[Stored data]
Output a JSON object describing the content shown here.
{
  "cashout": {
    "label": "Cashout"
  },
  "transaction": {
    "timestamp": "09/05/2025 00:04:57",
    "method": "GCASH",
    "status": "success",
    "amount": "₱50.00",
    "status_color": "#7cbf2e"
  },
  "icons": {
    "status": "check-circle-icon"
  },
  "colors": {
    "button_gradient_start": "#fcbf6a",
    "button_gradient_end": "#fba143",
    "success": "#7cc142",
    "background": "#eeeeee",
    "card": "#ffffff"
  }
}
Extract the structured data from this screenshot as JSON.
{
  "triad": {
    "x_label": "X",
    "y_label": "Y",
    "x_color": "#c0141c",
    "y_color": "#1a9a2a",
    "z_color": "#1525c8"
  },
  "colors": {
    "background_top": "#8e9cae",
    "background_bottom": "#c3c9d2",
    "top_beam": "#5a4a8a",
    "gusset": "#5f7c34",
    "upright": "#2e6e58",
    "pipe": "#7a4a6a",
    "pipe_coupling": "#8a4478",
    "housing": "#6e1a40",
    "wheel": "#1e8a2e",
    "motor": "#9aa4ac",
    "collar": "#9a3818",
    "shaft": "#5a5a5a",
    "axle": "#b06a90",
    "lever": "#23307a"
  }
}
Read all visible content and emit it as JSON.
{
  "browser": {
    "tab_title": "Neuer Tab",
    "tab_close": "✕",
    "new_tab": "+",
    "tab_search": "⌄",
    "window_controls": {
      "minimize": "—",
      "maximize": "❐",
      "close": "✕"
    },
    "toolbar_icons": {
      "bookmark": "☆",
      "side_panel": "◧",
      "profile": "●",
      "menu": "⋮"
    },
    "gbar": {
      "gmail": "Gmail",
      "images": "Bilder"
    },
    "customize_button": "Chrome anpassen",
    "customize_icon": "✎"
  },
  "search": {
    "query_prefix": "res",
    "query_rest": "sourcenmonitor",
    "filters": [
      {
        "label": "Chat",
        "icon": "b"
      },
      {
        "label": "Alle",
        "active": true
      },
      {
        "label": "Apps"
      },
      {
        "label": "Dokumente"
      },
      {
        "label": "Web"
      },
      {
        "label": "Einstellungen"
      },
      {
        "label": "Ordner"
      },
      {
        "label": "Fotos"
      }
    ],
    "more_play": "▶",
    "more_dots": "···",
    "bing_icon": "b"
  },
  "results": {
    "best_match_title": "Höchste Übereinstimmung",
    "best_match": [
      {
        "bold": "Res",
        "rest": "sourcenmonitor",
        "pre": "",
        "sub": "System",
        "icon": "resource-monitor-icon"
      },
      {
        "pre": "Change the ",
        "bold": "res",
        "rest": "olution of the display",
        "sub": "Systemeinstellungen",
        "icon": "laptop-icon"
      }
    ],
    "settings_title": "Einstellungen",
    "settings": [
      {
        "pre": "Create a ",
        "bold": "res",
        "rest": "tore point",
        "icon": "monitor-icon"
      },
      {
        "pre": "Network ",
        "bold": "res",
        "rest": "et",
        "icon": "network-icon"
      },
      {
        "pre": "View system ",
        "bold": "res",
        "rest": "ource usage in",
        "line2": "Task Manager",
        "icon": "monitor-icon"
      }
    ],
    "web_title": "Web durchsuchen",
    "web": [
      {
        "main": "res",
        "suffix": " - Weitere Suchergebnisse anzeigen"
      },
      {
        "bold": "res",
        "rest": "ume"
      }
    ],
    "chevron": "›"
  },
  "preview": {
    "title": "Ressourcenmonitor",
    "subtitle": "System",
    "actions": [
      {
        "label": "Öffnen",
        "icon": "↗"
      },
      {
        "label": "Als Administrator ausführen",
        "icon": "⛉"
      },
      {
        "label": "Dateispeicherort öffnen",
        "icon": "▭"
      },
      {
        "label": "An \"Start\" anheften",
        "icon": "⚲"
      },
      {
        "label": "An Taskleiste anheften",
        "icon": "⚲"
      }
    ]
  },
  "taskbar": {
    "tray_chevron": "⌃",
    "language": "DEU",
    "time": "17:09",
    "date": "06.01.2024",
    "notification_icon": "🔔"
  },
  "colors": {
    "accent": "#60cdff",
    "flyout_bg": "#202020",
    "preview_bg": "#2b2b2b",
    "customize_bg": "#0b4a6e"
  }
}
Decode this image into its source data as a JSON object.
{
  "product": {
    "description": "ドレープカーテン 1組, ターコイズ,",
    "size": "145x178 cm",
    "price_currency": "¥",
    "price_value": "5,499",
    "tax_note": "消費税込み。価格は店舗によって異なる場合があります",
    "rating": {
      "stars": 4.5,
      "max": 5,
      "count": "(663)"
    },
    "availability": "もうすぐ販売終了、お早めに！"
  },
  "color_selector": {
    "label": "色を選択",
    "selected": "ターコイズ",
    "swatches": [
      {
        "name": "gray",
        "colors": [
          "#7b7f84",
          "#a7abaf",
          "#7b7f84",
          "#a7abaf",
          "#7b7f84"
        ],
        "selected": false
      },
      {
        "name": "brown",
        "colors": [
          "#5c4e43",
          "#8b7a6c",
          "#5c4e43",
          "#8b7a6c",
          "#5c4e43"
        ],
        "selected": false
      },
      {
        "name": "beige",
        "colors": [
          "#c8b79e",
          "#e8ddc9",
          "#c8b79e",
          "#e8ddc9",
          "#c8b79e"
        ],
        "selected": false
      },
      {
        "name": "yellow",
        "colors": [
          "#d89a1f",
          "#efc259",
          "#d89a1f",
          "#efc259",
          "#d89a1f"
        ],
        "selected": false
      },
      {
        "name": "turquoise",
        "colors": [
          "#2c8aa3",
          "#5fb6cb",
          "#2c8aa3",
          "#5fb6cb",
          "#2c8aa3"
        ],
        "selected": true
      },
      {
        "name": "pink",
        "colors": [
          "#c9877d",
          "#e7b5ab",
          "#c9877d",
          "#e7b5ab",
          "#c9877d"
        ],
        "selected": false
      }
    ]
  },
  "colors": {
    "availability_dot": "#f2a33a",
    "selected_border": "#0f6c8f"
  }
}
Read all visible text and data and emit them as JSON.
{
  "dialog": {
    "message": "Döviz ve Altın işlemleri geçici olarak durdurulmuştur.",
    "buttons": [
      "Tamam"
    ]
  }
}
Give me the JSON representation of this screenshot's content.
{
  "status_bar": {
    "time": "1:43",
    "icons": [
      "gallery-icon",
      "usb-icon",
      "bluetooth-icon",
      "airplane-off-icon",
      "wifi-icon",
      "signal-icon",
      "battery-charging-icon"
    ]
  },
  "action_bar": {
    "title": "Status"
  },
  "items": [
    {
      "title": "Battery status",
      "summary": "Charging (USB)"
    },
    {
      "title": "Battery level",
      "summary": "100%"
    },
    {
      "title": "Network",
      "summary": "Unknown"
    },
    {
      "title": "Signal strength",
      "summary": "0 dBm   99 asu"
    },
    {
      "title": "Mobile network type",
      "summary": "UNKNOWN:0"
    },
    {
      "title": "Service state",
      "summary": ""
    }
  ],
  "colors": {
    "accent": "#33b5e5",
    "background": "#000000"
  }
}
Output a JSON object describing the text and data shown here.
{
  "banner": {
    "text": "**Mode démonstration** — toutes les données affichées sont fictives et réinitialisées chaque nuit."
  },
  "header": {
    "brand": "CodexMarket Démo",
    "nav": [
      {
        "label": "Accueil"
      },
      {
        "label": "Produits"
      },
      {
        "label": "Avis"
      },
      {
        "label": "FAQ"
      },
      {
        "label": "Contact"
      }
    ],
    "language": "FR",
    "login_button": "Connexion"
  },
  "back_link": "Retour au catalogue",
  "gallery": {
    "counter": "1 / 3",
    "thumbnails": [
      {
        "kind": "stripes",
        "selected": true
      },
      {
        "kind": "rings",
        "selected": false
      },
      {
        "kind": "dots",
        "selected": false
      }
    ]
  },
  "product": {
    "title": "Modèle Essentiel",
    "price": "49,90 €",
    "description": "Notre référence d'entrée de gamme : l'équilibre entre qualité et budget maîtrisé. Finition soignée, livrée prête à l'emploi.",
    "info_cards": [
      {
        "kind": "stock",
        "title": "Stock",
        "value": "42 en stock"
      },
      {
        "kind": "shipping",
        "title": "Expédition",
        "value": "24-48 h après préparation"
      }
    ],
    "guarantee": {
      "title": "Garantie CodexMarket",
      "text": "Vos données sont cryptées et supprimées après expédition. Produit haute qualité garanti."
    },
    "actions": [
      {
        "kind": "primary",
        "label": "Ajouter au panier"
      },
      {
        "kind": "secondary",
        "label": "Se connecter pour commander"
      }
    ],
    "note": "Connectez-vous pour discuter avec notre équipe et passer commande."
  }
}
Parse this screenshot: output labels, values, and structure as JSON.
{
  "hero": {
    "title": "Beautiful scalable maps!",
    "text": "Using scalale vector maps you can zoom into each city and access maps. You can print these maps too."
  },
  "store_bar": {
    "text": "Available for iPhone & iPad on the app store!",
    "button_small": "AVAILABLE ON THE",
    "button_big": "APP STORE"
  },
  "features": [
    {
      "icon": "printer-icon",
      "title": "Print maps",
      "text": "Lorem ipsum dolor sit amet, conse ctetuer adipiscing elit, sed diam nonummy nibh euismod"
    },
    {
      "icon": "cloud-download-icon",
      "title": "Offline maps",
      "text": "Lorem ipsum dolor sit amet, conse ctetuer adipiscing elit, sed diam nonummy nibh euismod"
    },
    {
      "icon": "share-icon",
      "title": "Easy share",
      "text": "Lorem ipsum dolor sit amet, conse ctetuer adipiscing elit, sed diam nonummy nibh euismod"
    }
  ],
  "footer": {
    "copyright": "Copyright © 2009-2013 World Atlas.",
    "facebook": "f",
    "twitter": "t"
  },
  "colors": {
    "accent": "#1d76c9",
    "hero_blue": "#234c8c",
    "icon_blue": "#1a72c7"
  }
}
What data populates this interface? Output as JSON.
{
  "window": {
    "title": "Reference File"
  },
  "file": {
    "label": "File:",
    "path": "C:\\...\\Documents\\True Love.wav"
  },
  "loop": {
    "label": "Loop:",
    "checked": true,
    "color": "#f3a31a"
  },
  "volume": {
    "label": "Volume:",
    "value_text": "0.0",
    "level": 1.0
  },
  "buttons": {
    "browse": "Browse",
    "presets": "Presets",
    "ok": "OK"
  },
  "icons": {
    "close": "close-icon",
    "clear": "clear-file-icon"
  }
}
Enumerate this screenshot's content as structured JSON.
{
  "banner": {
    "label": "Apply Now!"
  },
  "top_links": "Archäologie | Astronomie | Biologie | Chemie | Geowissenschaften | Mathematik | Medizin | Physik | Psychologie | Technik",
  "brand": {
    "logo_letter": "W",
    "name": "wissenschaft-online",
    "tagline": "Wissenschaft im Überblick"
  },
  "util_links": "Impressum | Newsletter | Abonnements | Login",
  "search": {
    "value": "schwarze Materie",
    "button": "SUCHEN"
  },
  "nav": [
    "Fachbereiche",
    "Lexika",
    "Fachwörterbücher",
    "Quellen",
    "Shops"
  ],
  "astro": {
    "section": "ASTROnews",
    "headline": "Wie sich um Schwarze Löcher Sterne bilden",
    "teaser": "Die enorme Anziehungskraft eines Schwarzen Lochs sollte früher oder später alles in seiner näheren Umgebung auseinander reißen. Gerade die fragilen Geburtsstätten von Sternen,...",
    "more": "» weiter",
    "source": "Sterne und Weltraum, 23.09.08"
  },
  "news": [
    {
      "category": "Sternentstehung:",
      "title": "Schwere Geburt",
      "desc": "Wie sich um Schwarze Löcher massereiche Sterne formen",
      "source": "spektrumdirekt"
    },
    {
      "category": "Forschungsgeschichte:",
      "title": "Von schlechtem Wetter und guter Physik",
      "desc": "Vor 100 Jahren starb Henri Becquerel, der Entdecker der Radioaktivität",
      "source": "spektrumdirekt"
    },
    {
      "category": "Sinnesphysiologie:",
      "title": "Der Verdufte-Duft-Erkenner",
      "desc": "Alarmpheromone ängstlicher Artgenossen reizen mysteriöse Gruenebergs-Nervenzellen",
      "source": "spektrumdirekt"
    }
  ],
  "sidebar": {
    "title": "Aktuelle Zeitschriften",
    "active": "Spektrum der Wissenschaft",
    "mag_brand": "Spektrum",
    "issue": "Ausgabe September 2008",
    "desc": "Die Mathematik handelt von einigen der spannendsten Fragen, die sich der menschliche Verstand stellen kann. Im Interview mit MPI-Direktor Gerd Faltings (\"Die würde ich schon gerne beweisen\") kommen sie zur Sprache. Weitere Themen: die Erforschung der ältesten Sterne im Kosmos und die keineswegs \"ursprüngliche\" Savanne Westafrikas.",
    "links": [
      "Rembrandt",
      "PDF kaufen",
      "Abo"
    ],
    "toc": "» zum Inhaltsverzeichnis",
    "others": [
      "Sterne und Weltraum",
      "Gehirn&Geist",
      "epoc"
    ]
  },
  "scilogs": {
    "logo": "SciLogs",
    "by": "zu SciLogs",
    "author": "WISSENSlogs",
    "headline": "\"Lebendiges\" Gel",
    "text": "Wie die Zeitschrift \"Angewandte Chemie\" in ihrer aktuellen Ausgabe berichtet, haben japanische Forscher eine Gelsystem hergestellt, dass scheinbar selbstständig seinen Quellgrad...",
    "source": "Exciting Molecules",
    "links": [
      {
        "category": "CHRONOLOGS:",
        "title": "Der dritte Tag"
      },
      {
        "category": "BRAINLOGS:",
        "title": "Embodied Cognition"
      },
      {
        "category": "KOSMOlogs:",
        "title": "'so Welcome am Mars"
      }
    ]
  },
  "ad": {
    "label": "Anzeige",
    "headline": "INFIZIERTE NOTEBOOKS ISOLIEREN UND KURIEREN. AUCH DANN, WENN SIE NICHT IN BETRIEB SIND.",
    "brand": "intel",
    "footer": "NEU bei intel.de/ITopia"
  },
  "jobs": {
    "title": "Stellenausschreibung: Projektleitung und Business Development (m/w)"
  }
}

PROBLEM STATEMENT: From the listing, copy each line containing the word "summary".

WRITTEN SOLUTION:
      "summary": "Charging (USB)"
      "summary": "100%"
      "summary": "Unknown"
      "summary": "0 dBm   99 asu"
      "summary": "UNKNOWN:0"
      "summary": ""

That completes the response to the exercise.